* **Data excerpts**

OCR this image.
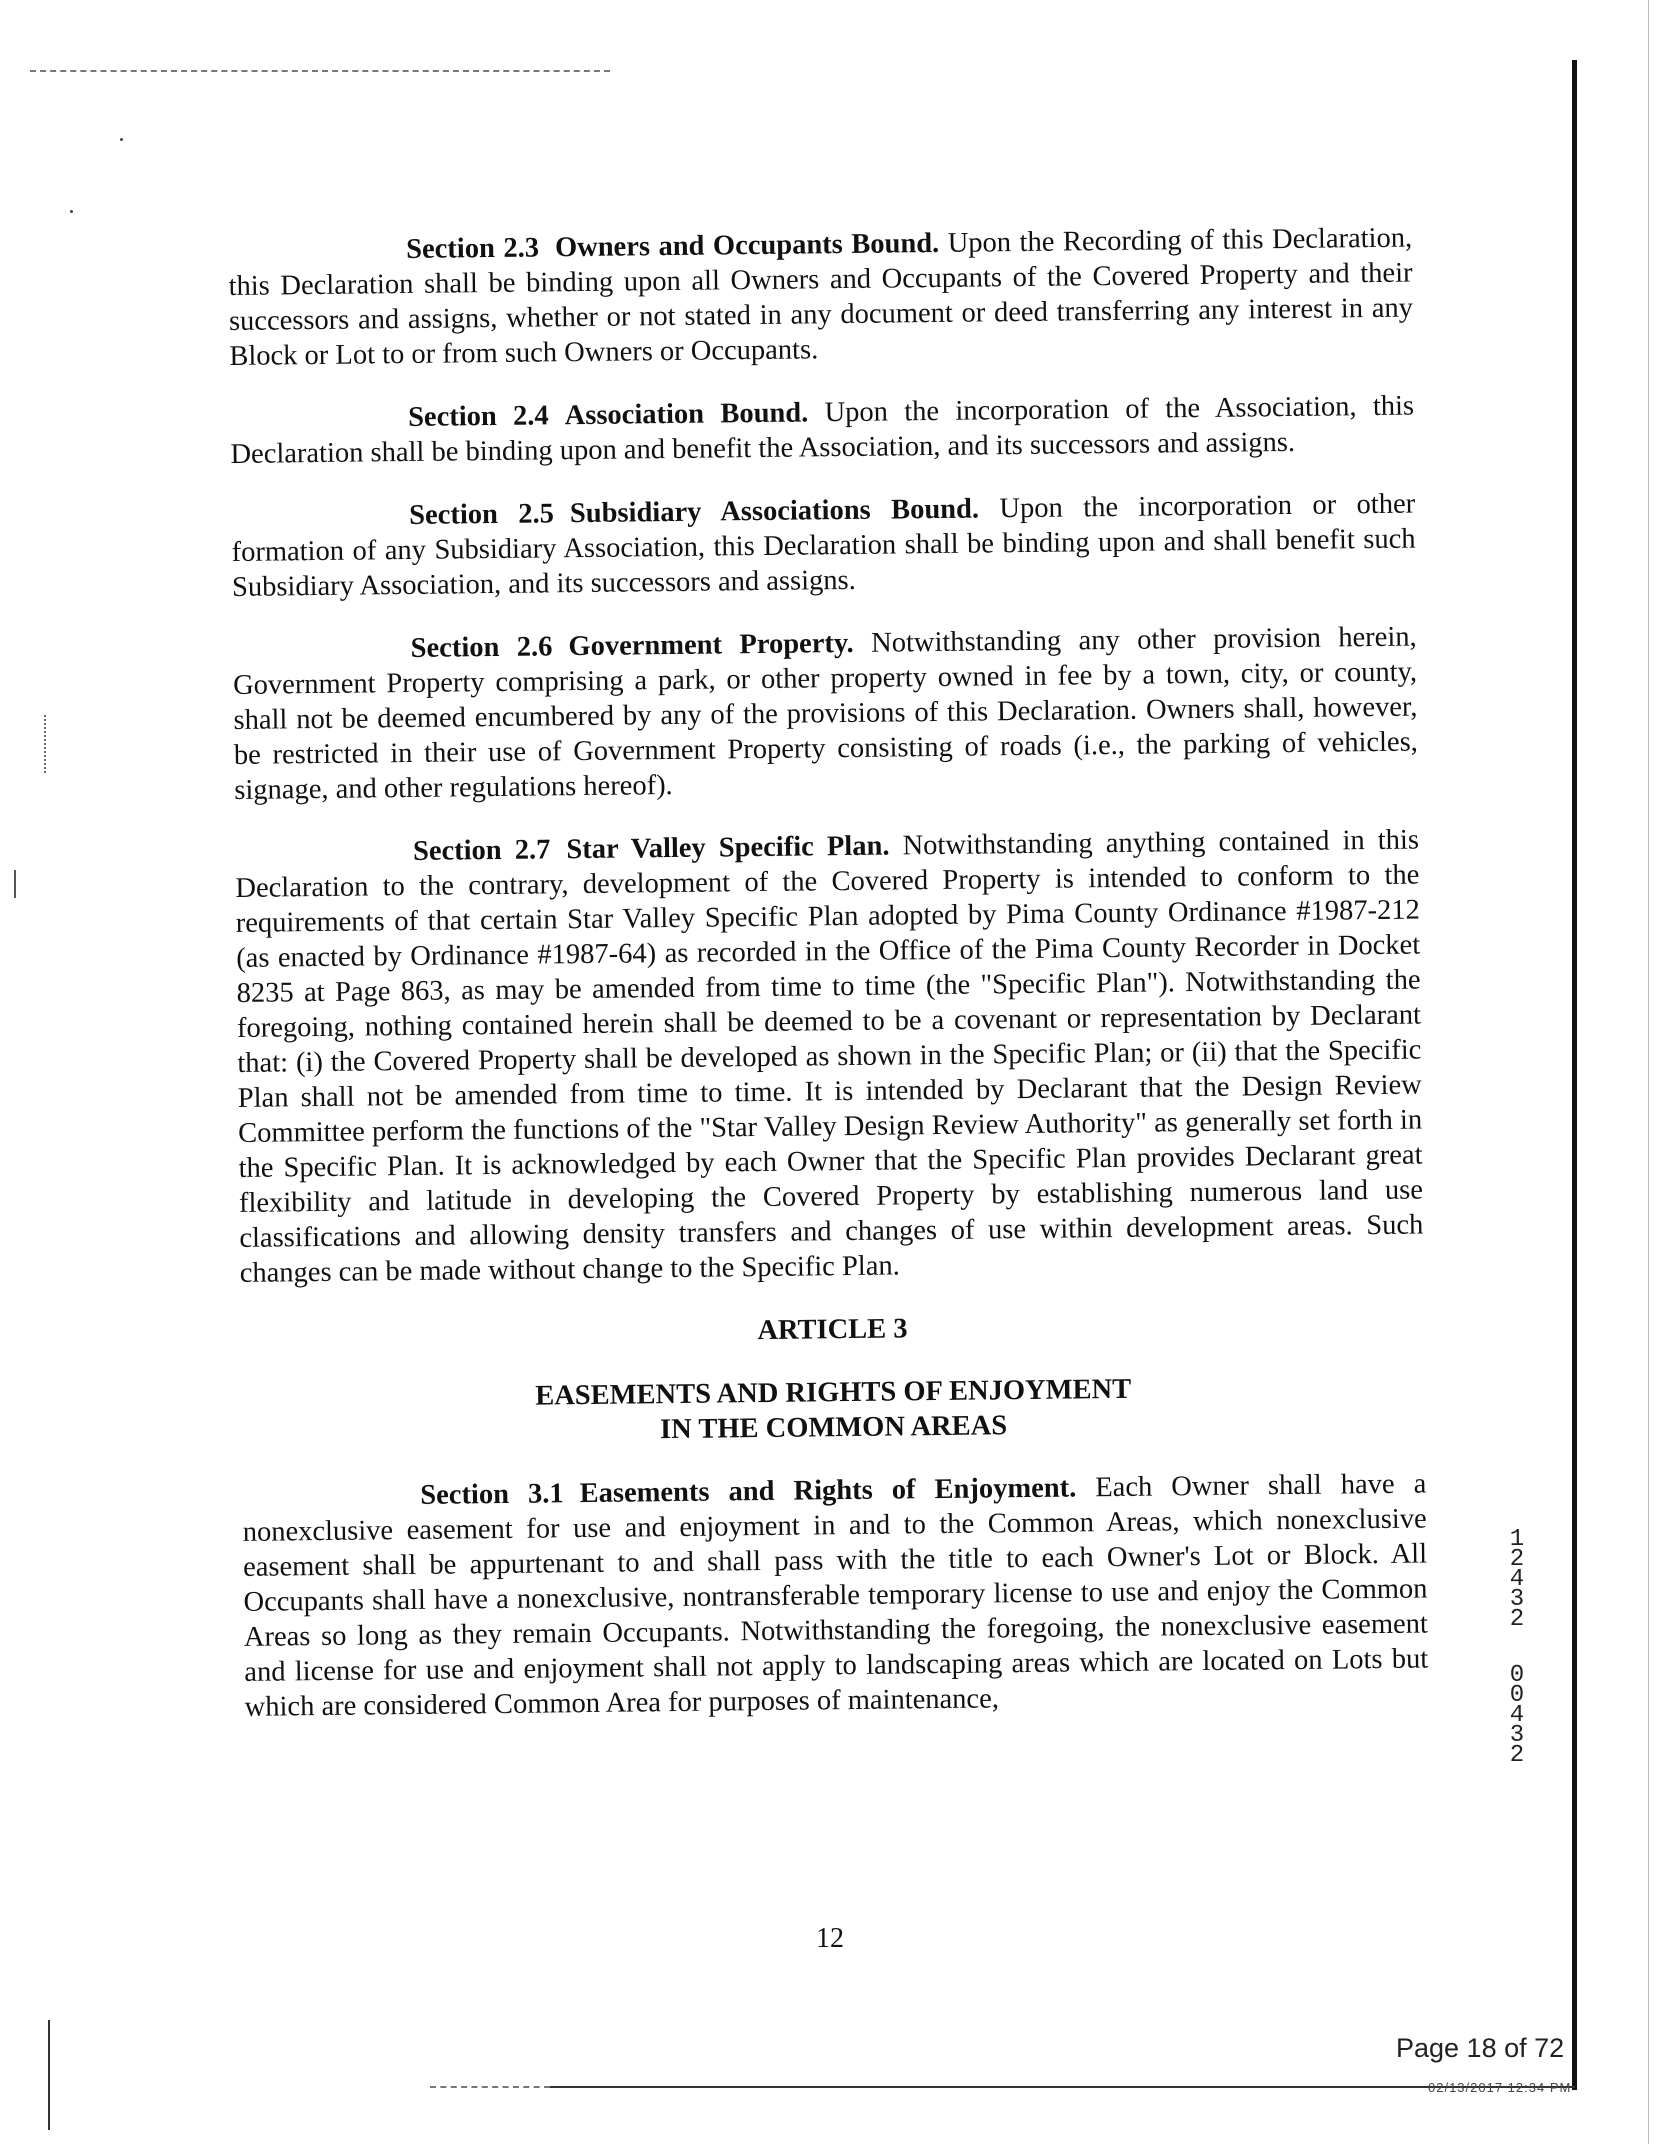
Section 2.3 Owners and Occupants Bound. Upon the Recording of this Declaration, this Declaration shall be binding upon all Owners and Occupants of the Covered Property and their successors and assigns, whether or not stated in any document or deed transferring any interest in any Block or Lot to or from such Owners or Occupants.

Section 2.4 Association Bound. Upon the incorporation of the Association, this Declaration shall be binding upon and benefit the Association, and its successors and assigns.

Section 2.5 Subsidiary Associations Bound. Upon the incorporation or other formation of any Subsidiary Association, this Declaration shall be binding upon and shall benefit such Subsidiary Association, and its successors and assigns.

Section 2.6 Government Property. Notwithstanding any other provision herein, Government Property comprising a park, or other property owned in fee by a town, city, or county, shall not be deemed encumbered by any of the provisions of this Declaration. Owners shall, however, be restricted in their use of Government Property consisting of roads (i.e., the parking of vehicles, signage, and other regulations hereof).

Section 2.7 Star Valley Specific Plan. Notwithstanding anything contained in this Declaration to the contrary, development of the Covered Property is intended to conform to the requirements of that certain Star Valley Specific Plan adopted by Pima County Ordinance #1987-212 (as enacted by Ordinance #1987-64) as recorded in the Office of the Pima County Recorder in Docket 8235 at Page 863, as may be amended from time to time (the "Specific Plan"). Notwithstanding the foregoing, nothing contained herein shall be deemed to be a covenant or representation by Declarant that: (i) the Covered Property shall be developed as shown in the Specific Plan; or (ii) that the Specific Plan shall not be amended from time to time. It is intended by Declarant that the Design Review Committee perform the functions of the "Star Valley Design Review Authority" as generally set forth in the Specific Plan. It is acknowledged by each Owner that the Specific Plan provides Declarant great flexibility and latitude in developing the Covered Property by establishing numerous land use classifications and allowing density transfers and changes of use within development areas. Such changes can be made without change to the Specific Plan.

ARTICLE 3
EASEMENTS AND RIGHTS OF ENJOYMENT
IN THE COMMON AREAS

Section 3.1 Easements and Rights of Enjoyment. Each Owner shall have a nonexclusive easement for use and enjoyment in and to the Common Areas, which nonexclusive easement shall be appurtenant to and shall pass with the title to each Owner's Lot or Block. All Occupants shall have a nonexclusive, nontransferable temporary license to use and enjoy the Common Areas so long as they remain Occupants. Notwithstanding the foregoing, the nonexclusive easement and license for use and enjoyment shall not apply to landscaping areas which are located on Lots but which are considered Common Area for purposes of maintenance,

1
2
4
3
2
0
0
4
3
2
12
Page 18 of 72
02/13/2017 12:34 PM
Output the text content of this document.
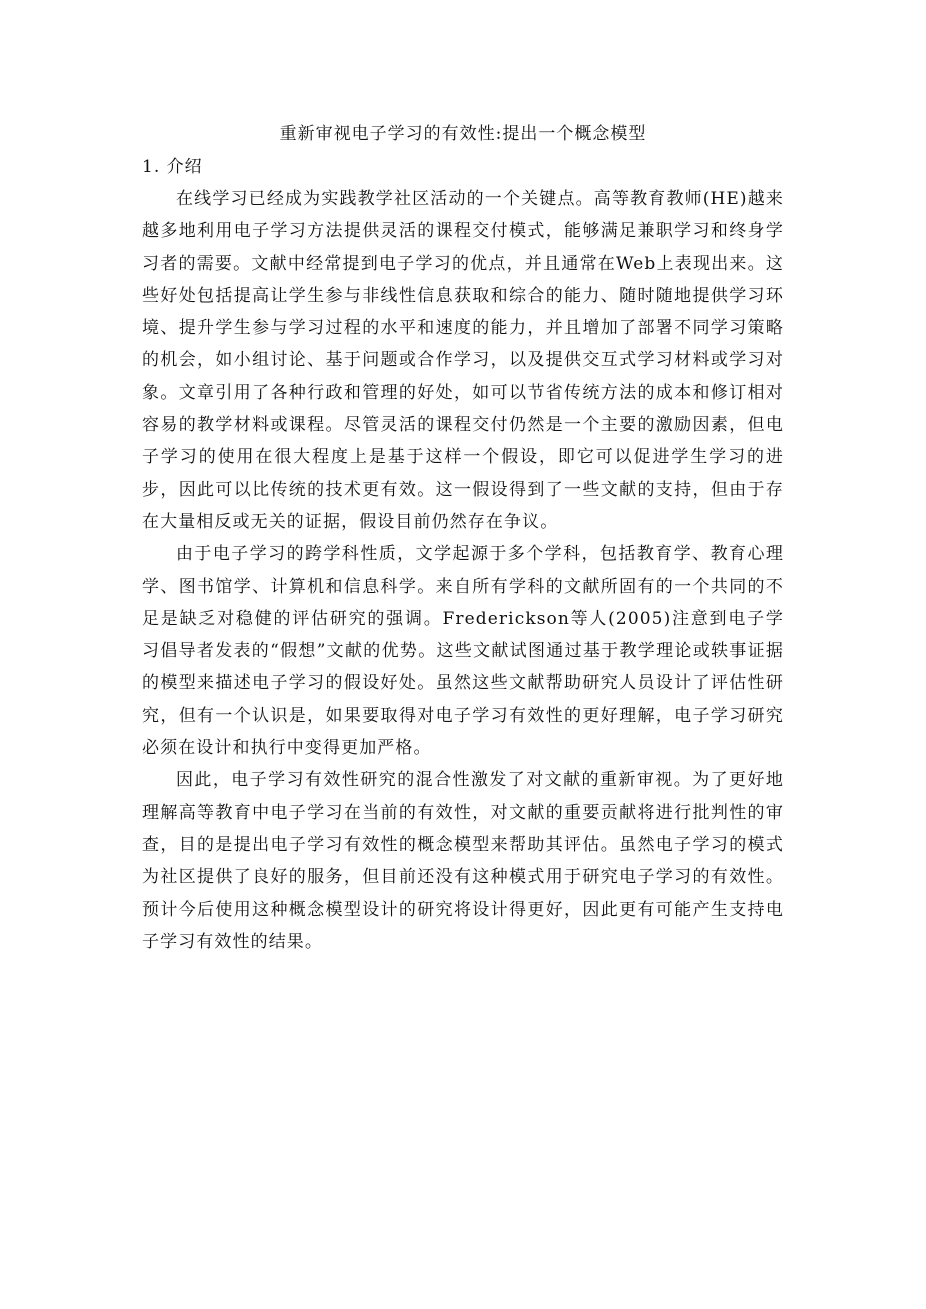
重新审视电子学习的有效性:提出一个概念模型
1. 介绍

在线学习已经成为实践教学社区活动的一个关键点。高等教育教师(HE)越来越多地利用电子学习方法提供灵活的课程交付模式，能够满足兼职学习和终身学习者的需要。文献中经常提到电子学习的优点，并且通常在Web上表现出来。这些好处包括提高让学生参与非线性信息获取和综合的能力、随时随地提供学习环境、提升学生参与学习过程的水平和速度的能力，并且增加了部署不同学习策略的机会，如小组讨论、基于问题或合作学习，以及提供交互式学习材料或学习对象。文章引用了各种行政和管理的好处，如可以节省传统方法的成本和修订相对容易的教学材料或课程。尽管灵活的课程交付仍然是一个主要的激励因素，但电子学习的使用在很大程度上是基于这样一个假设，即它可以促进学生学习的进步，因此可以比传统的技术更有效。这一假设得到了一些文献的支持，但由于存在大量相反或无关的证据，假设目前仍然存在争议。

由于电子学习的跨学科性质，文学起源于多个学科，包括教育学、教育心理学、图书馆学、计算机和信息科学。来自所有学科的文献所固有的一个共同的不足是缺乏对稳健的评估研究的强调。Frederickson等人(2005)注意到电子学习倡导者发表的“假想”文献的优势。这些文献试图通过基于教学理论或轶事证据的模型来描述电子学习的假设好处。虽然这些文献帮助研究人员设计了评估性研究，但有一个认识是，如果要取得对电子学习有效性的更好理解，电子学习研究必须在设计和执行中变得更加严格。

因此，电子学习有效性研究的混合性激发了对文献的重新审视。为了更好地理解高等教育中电子学习在当前的有效性，对文献的重要贡献将进行批判性的审查，目的是提出电子学习有效性的概念模型来帮助其评估。虽然电子学习的模式为社区提供了良好的服务，但目前还没有这种模式用于研究电子学习的有效性。预计今后使用这种概念模型设计的研究将设计得更好，因此更有可能产生支持电子学习有效性的结果。
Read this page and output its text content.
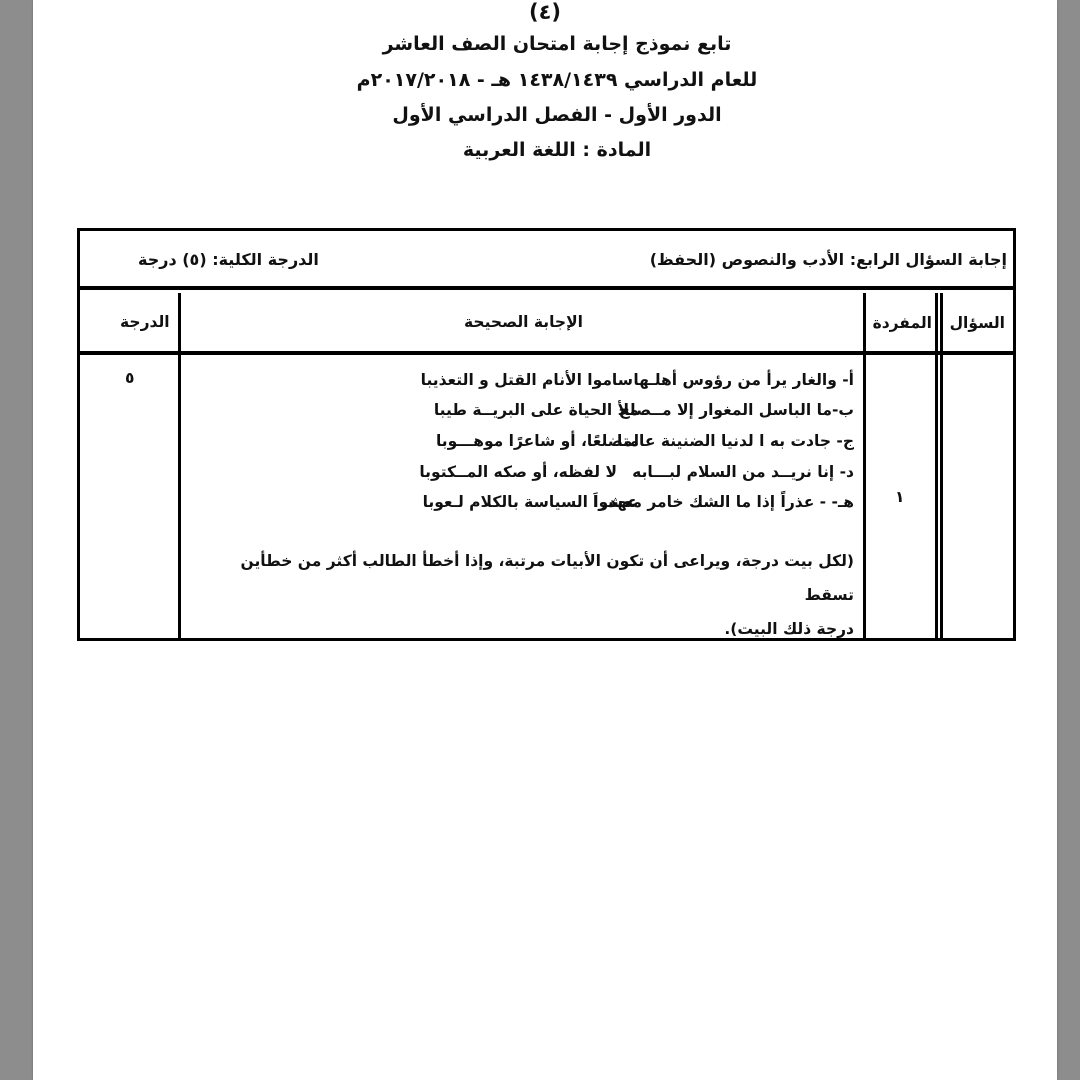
(٤)
تابع نموذج إجابة امتحان الصف العاشر
للعام الدراسي ١٤٣٨/١٤٣٩ هـ - ٢٠١٧/٢٠١٨م
الدور الأول - الفصل الدراسي الأول
المادة : اللغة العربية
إجابة السؤال الرابع: الأدب والنصوص (الحفظ)
الدرجة الكلية: (٥) درجة
السؤال
المفردة
الإجابة الصحيحة
الدرجة
١
٥	أ- والغار يرأ من رؤوس أهلـها
ساموا الأنام القتل و التعذيبا
ب-ما الباسل المغوار إلا مــصلح
ملأ الحياة على البريــة طيبا
ج- جادت به ا لدنيا الضنينة عالما
متضلعًا، أو شاعرًا موهـــوبا
د- إنا نريــد من السلام لبـــابه
لا لفظه، أو صكه المــكتوبا
هـ- - عذراً إذا ما الشك خامر معشراَ
عهدوا السياسة بالكلام لـعوبا
(لكل بيت درجة، ويراعى أن تكون الأبيات مرتبة، وإذا أخطأ الطالب أكثر من خطأين تسقط
درجة ذلك البيت).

* **WRITTEN PROBLEM**
Keep the pictures out of your copy, and repeat every entry above exactly.

* **TASK RESPONSE**
OCR this image.
Section 2.3 Owners and Occupants Bound. Upon the Recording of this Declaration, this Declaration shall be binding upon all Owners and Occupants of the Covered Property and their successors and assigns, whether or not stated in any document or deed transferring any interest in any Block or Lot to or from such Owners or Occupants.

Section 2.4 Association Bound. Upon the incorporation of the Association, this Declaration shall be binding upon and benefit the Association, and its successors and assigns.

Section 2.5 Subsidiary Associations Bound. Upon the incorporation or other formation of any Subsidiary Association, this Declaration shall be binding upon and shall benefit such Subsidiary Association, and its successors and assigns.

Section 2.6 Government Property. Notwithstanding any other provision herein, Government Property comprising a park, or other property owned in fee by a town, city, or county, shall not be deemed encumbered by any of the provisions of this Declaration. Owners shall, however, be restricted in their use of Government Property consisting of roads (i.e., the parking of vehicles, signage, and other regulations hereof).

Section 2.7 Star Valley Specific Plan. Notwithstanding anything contained in this Declaration to the contrary, development of the Covered Property is intended to conform to the requirements of that certain Star Valley Specific Plan adopted by Pima County Ordinance #1987-212 (as enacted by Ordinance #1987-64) as recorded in the Office of the Pima County Recorder in Docket 8235 at Page 863, as may be amended from time to time (the "Specific Plan"). Notwithstanding the foregoing, nothing contained herein shall be deemed to be a covenant or representation by Declarant that: (i) the Covered Property shall be developed as shown in the Specific Plan; or (ii) that the Specific Plan shall not be amended from time to time. It is intended by Declarant that the Design Review Committee perform the functions of the "Star Valley Design Review Authority" as generally set forth in the Specific Plan. It is acknowledged by each Owner that the Specific Plan provides Declarant great flexibility and latitude in developing the Covered Property by establishing numerous land use classifications and allowing density transfers and changes of use within development areas. Such changes can be made without change to the Specific Plan.

ARTICLE 3
EASEMENTS AND RIGHTS OF ENJOYMENT
IN THE COMMON AREAS

Section 3.1 Easements and Rights of Enjoyment. Each Owner shall have a nonexclusive easement for use and enjoyment in and to the Common Areas, which nonexclusive easement shall be appurtenant to and shall pass with the title to each Owner's Lot or Block. All Occupants shall have a nonexclusive, nontransferable temporary license to use and enjoy the Common Areas so long as they remain Occupants. Notwithstanding the foregoing, the nonexclusive easement and license for use and enjoyment shall not apply to landscaping areas which are located on Lots but which are considered Common Area for purposes of maintenance,

1
2
4
3
2
0
0
4
3
2
12
Page 18 of 72
02/13/2017 12:34 PM
Output the text content of this document.
重新审视电子学习的有效性:提出一个概念模型
1. 介绍

在线学习已经成为实践教学社区活动的一个关键点。高等教育教师(HE)越来越多地利用电子学习方法提供灵活的课程交付模式，能够满足兼职学习和终身学习者的需要。文献中经常提到电子学习的优点，并且通常在Web上表现出来。这些好处包括提高让学生参与非线性信息获取和综合的能力、随时随地提供学习环境、提升学生参与学习过程的水平和速度的能力，并且增加了部署不同学习策略的机会，如小组讨论、基于问题或合作学习，以及提供交互式学习材料或学习对象。文章引用了各种行政和管理的好处，如可以节省传统方法的成本和修订相对容易的教学材料或课程。尽管灵活的课程交付仍然是一个主要的激励因素，但电子学习的使用在很大程度上是基于这样一个假设，即它可以促进学生学习的进步，因此可以比传统的技术更有效。这一假设得到了一些文献的支持，但由于存在大量相反或无关的证据，假设目前仍然存在争议。

由于电子学习的跨学科性质，文学起源于多个学科，包括教育学、教育心理学、图书馆学、计算机和信息科学。来自所有学科的文献所固有的一个共同的不足是缺乏对稳健的评估研究的强调。Frederickson等人(2005)注意到电子学习倡导者发表的“假想”文献的优势。这些文献试图通过基于教学理论或轶事证据的模型来描述电子学习的假设好处。虽然这些文献帮助研究人员设计了评估性研究，但有一个认识是，如果要取得对电子学习有效性的更好理解，电子学习研究必须在设计和执行中变得更加严格。

因此，电子学习有效性研究的混合性激发了对文献的重新审视。为了更好地理解高等教育中电子学习在当前的有效性，对文献的重要贡献将进行批判性的审查，目的是提出电子学习有效性的概念模型来帮助其评估。虽然电子学习的模式为社区提供了良好的服务，但目前还没有这种模式用于研究电子学习的有效性。预计今后使用这种概念模型设计的研究将设计得更好，因此更有可能产生支持电子学习有效性的结果。
Read this page and output its text content.
(٤)
تابع نموذج إجابة امتحان الصف العاشر
للعام الدراسي ١٤٣٨/١٤٣٩ هـ - ٢٠١٧/٢٠١٨م
الدور الأول - الفصل الدراسي الأول
المادة : اللغة العربية
إجابة السؤال الرابع: الأدب والنصوص (الحفظ)
الدرجة الكلية: (٥) درجة
السؤال
المفردة
الإجابة الصحيحة
الدرجة
١
٥	أ- والغار يرأ من رؤوس أهلـها
ساموا الأنام القتل و التعذيبا
ب-ما الباسل المغوار إلا مــصلح
ملأ الحياة على البريــة طيبا
ج- جادت به ا لدنيا الضنينة عالما
متضلعًا، أو شاعرًا موهـــوبا
د- إنا نريــد من السلام لبـــابه
لا لفظه، أو صكه المــكتوبا
هـ- - عذراً إذا ما الشك خامر معشراَ
عهدوا السياسة بالكلام لـعوبا
(لكل بيت درجة، ويراعى أن تكون الأبيات مرتبة، وإذا أخطأ الطالب أكثر من خطأين تسقط
درجة ذلك البيت).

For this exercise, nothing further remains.